══ GIVEN DATA
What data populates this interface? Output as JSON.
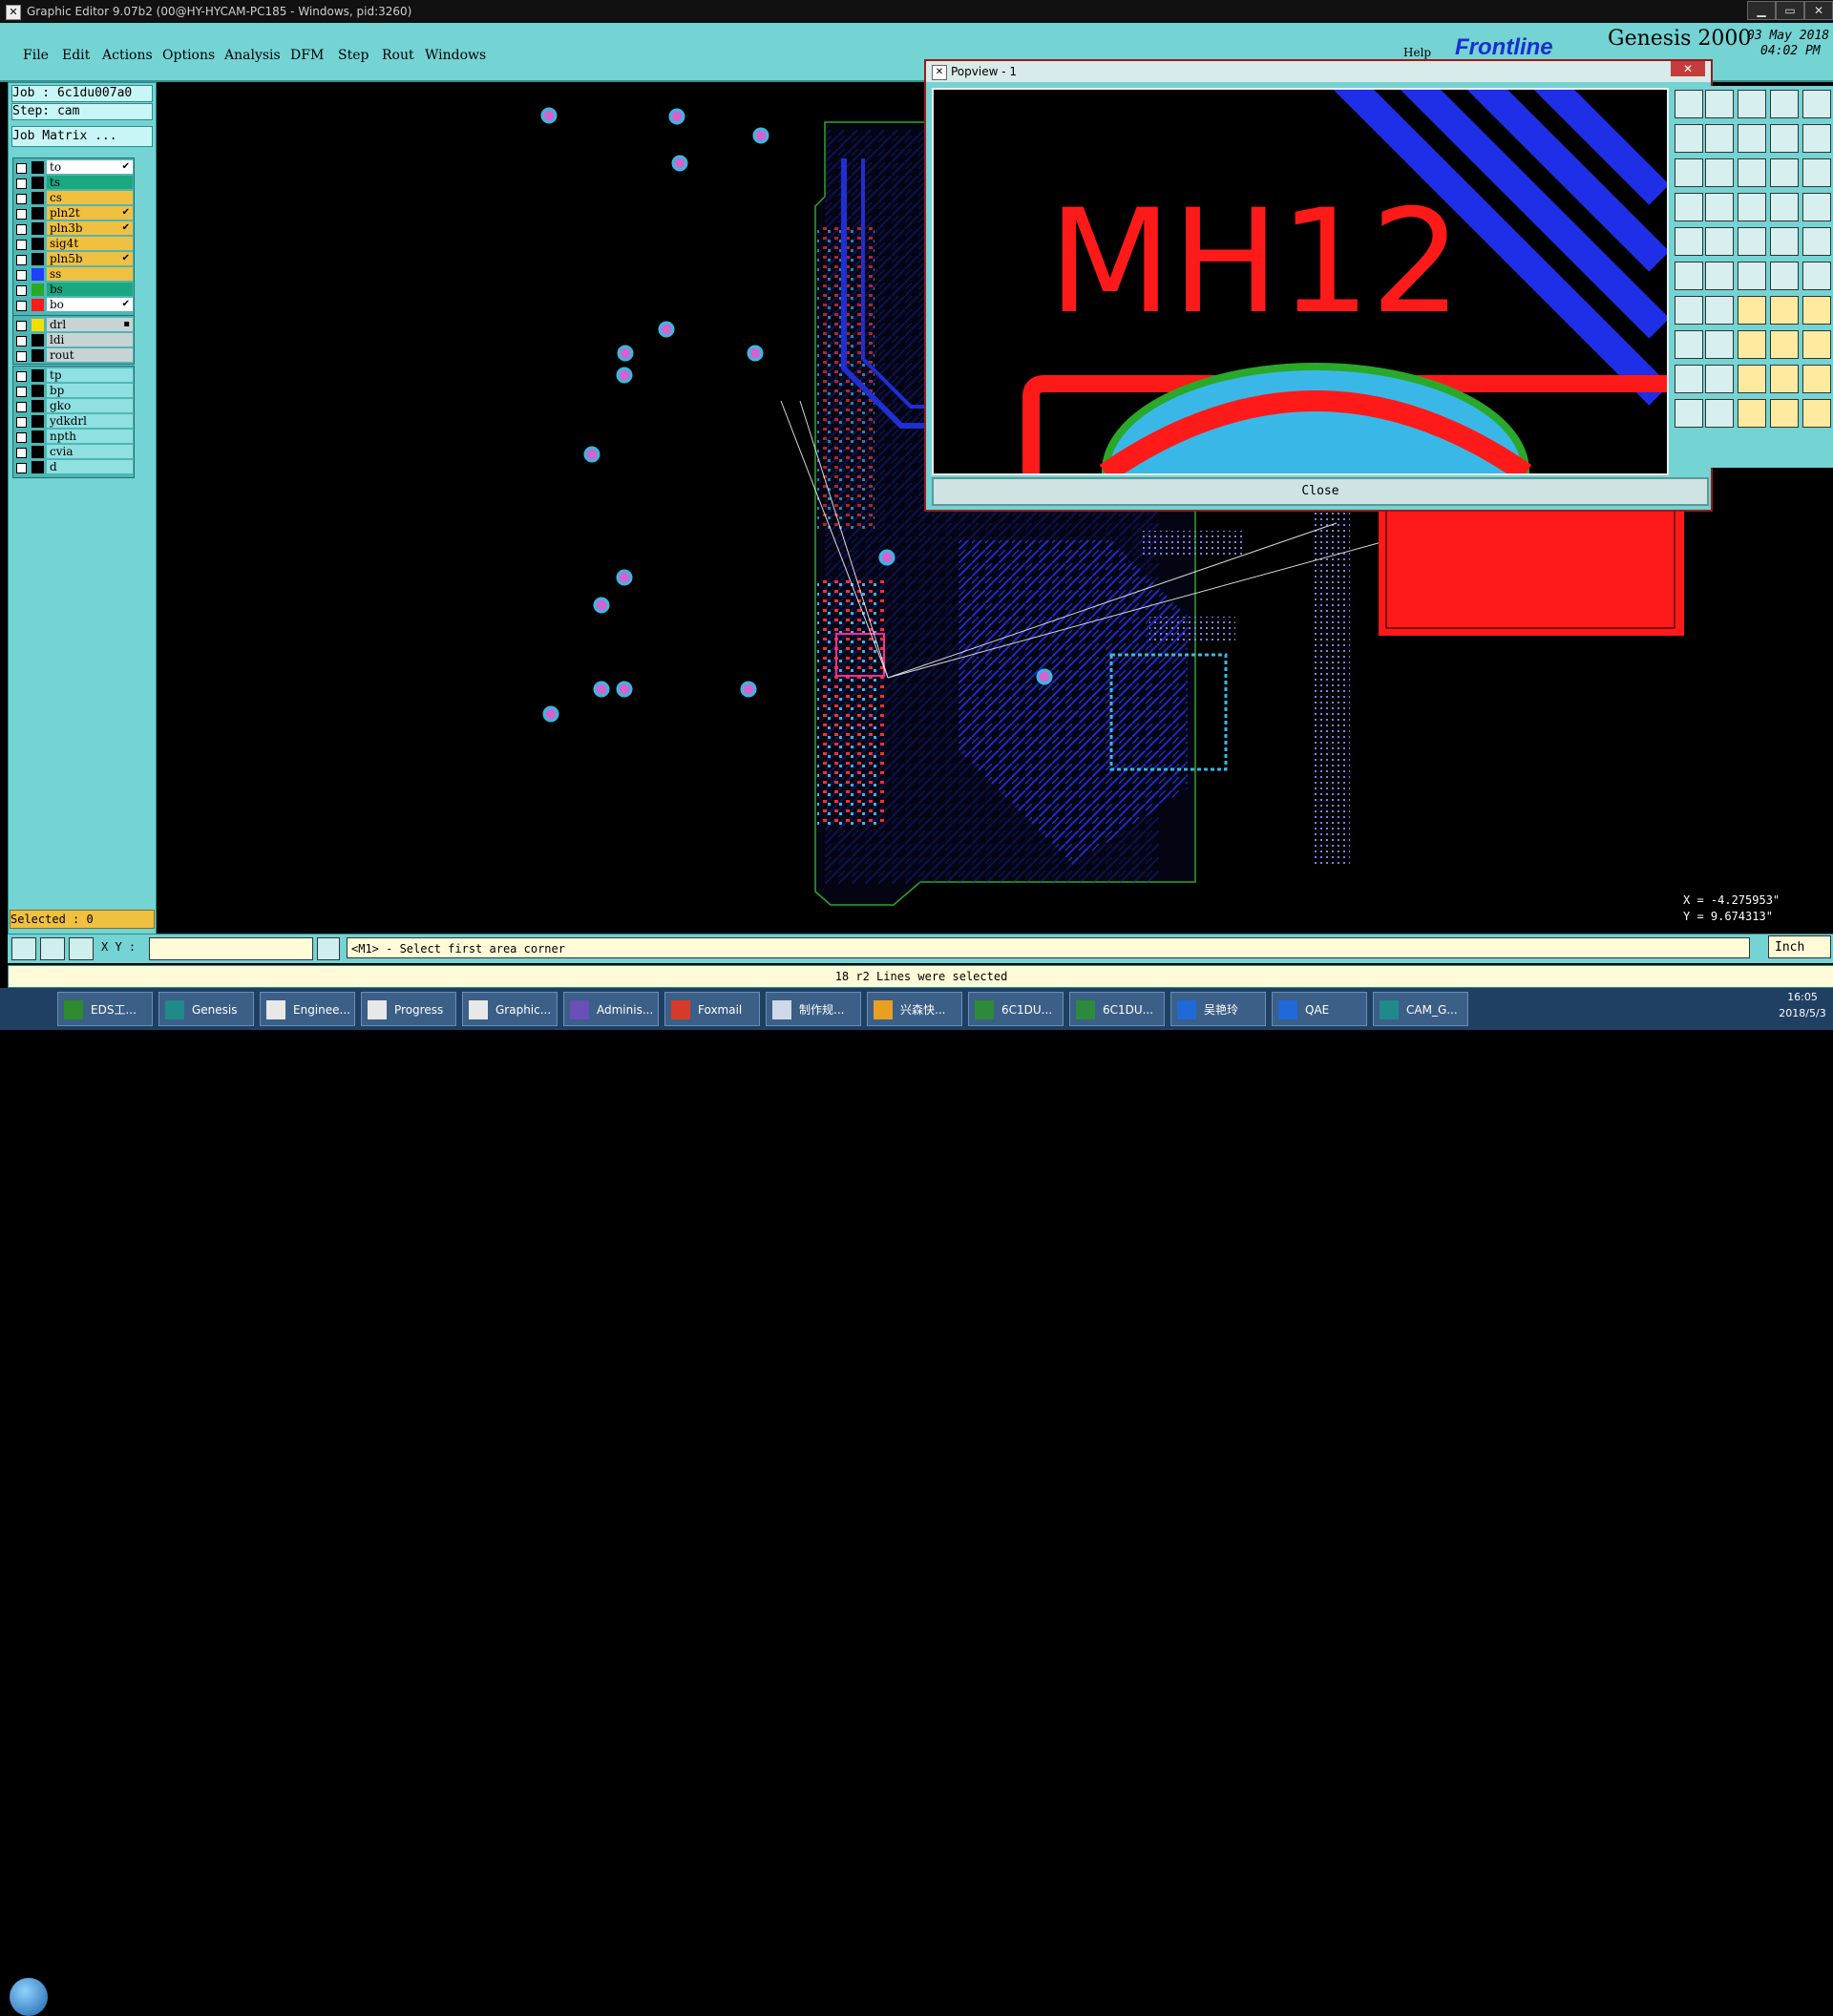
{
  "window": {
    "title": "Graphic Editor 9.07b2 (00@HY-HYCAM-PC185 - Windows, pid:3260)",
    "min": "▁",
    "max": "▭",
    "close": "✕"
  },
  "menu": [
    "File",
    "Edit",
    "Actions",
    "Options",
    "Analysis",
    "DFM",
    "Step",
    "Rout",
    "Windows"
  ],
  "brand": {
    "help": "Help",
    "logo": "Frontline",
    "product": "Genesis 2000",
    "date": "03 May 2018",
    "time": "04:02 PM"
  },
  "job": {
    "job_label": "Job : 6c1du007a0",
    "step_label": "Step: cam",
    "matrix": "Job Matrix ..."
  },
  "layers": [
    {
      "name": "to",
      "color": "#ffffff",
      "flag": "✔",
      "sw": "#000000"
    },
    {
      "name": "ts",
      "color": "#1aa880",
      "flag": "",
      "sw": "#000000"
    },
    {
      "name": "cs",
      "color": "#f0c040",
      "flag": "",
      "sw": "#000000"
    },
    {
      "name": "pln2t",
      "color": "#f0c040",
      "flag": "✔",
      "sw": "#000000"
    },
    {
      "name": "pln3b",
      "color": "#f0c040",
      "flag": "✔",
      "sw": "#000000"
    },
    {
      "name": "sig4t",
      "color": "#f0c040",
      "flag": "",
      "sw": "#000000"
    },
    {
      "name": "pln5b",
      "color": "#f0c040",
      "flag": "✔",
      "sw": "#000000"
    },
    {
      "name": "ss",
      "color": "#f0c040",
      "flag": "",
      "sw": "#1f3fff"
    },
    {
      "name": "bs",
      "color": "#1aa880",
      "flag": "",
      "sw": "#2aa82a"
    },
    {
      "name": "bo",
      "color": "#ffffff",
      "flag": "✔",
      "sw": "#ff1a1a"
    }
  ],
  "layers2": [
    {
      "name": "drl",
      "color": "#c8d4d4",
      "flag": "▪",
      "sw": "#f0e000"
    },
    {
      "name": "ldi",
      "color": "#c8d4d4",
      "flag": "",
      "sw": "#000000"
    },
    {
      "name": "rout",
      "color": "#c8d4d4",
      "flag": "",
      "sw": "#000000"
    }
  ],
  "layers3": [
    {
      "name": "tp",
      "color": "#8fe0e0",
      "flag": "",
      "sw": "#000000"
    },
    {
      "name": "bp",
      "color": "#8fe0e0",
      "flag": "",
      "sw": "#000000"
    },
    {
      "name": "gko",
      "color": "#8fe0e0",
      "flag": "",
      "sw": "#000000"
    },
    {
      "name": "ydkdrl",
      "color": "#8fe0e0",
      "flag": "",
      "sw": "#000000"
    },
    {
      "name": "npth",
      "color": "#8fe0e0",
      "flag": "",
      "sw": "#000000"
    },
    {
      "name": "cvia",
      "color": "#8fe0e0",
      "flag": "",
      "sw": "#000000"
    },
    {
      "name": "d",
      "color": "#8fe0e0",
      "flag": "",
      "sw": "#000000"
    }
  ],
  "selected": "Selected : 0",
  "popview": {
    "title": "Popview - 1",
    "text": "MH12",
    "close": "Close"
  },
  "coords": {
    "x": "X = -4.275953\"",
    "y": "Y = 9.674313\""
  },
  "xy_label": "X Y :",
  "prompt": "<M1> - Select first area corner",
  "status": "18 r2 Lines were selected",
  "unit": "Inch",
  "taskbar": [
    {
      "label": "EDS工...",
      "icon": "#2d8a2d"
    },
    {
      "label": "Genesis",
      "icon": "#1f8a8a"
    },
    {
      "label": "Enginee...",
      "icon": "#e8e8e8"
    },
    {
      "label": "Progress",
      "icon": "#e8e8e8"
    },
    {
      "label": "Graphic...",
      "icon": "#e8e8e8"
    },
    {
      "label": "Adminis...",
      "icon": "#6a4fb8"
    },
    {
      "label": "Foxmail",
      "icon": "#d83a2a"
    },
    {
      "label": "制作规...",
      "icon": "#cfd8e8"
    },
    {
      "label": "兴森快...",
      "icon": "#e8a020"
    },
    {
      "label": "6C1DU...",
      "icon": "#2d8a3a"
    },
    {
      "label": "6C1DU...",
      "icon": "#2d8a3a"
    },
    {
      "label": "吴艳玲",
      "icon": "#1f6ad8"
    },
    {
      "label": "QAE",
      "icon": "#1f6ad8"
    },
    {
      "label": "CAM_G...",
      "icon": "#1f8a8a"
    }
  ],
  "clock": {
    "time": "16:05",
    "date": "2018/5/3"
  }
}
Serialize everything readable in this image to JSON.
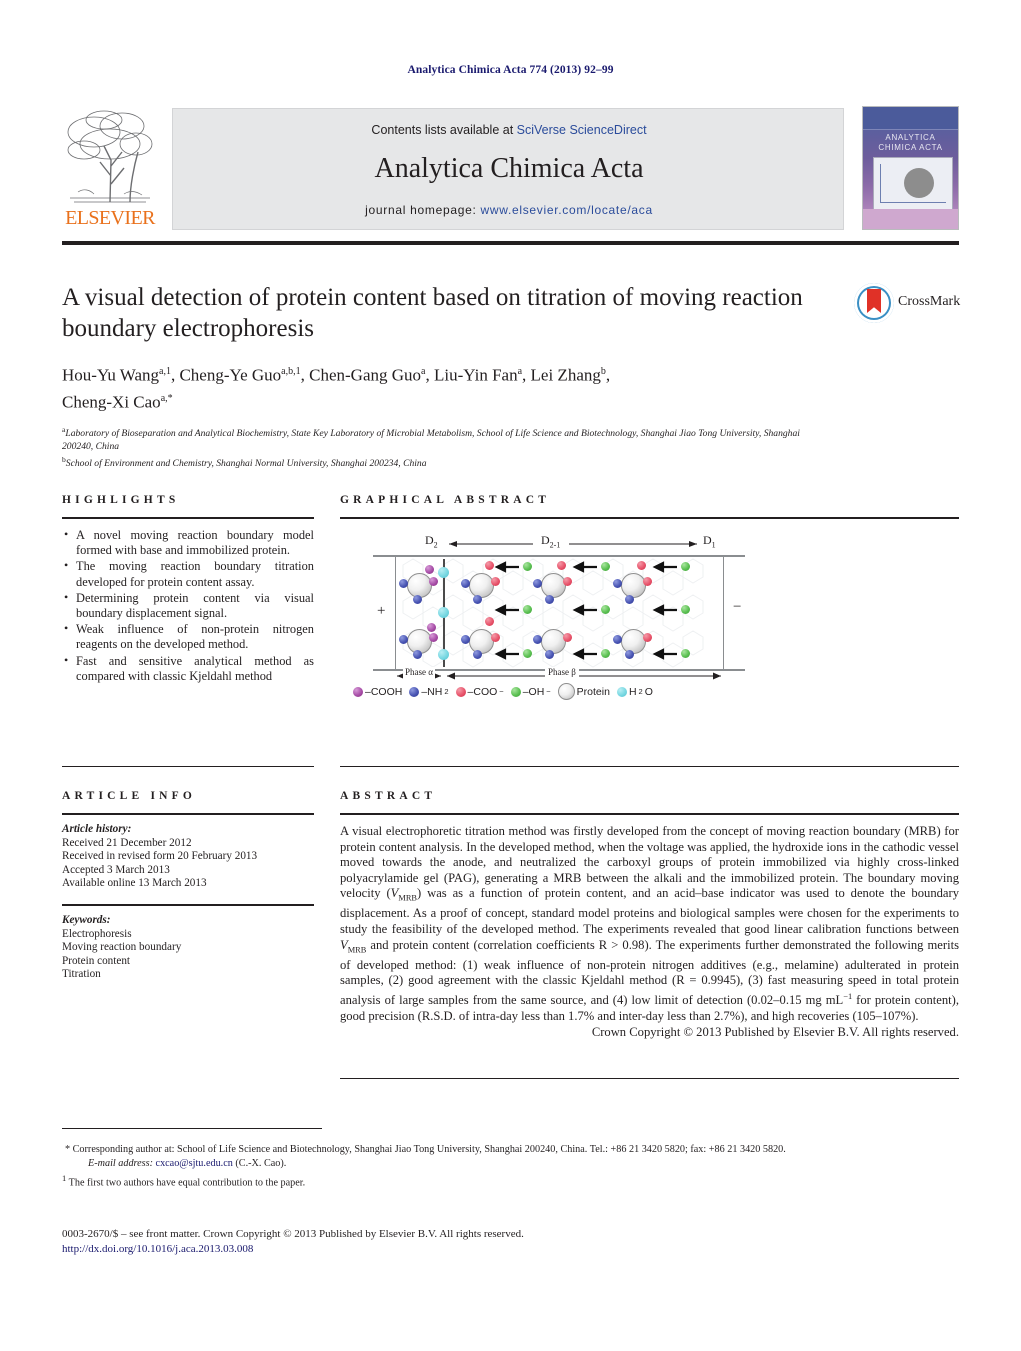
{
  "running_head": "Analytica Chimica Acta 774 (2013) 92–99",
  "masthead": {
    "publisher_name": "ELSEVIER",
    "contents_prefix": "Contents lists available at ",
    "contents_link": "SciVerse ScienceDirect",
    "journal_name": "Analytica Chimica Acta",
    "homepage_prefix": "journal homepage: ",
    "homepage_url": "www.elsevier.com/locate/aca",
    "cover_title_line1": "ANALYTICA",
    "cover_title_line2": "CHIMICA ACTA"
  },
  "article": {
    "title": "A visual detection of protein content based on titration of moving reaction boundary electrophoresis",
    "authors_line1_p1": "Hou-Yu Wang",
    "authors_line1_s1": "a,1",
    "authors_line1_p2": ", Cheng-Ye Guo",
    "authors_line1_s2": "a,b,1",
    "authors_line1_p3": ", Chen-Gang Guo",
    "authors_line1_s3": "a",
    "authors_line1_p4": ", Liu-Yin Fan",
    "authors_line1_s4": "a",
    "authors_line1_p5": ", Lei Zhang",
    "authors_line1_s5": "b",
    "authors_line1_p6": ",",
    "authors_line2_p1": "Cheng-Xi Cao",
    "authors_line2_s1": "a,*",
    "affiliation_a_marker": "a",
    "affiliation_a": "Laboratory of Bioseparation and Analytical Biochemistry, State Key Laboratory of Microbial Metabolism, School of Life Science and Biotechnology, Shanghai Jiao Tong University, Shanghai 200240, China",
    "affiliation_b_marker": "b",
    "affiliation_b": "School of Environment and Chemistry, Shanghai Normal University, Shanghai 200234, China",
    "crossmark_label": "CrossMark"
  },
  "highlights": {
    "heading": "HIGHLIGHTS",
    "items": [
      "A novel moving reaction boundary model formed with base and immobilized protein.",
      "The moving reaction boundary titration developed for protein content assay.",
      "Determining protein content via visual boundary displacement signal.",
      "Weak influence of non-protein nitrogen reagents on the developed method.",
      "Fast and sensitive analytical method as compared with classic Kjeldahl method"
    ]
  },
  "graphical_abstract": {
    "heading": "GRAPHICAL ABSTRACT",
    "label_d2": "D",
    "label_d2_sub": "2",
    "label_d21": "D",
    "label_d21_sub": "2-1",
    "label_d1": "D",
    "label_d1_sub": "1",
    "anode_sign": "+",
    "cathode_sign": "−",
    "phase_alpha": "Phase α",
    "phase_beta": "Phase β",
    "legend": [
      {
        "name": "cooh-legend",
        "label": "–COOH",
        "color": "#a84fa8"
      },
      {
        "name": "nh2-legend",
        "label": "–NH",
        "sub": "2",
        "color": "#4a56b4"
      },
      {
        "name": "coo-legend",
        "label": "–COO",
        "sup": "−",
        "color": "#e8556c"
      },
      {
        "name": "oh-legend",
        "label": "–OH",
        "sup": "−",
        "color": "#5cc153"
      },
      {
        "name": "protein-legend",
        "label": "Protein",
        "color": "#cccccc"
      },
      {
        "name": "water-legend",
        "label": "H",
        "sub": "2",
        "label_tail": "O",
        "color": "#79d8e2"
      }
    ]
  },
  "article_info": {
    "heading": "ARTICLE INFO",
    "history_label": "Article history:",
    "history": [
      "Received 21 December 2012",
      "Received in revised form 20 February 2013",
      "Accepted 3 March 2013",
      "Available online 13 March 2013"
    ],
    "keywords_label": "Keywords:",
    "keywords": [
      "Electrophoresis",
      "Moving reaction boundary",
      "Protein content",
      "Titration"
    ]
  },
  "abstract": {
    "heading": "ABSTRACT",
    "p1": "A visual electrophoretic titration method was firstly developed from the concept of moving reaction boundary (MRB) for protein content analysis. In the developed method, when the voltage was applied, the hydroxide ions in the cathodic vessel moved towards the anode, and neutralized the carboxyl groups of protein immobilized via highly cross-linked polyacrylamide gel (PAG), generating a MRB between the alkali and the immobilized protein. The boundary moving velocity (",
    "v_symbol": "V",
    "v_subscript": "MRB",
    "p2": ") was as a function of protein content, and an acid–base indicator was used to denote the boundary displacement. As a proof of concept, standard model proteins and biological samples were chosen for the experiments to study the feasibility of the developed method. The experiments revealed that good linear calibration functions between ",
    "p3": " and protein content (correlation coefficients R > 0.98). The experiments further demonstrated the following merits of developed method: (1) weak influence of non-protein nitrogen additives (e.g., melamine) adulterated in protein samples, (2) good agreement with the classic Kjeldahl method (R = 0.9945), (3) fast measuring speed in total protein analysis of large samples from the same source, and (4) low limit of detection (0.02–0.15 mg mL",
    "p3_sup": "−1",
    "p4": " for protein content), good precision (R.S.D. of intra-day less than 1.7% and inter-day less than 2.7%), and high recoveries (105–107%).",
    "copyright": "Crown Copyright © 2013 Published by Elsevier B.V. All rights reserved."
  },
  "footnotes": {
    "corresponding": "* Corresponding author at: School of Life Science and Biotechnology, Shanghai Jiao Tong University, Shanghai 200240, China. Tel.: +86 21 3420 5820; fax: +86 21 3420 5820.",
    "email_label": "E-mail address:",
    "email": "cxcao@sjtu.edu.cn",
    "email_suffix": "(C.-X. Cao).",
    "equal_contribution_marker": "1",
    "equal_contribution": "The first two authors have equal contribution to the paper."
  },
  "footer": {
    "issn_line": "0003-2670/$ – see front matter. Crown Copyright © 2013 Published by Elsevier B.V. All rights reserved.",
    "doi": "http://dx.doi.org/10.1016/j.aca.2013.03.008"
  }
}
════
§ **TASK INSTRUCTIONS**
Out of the entries, report each line that contains the word "history".

§ **TASK RESPONSE**
    "history_label": "Article history:",
    "history": [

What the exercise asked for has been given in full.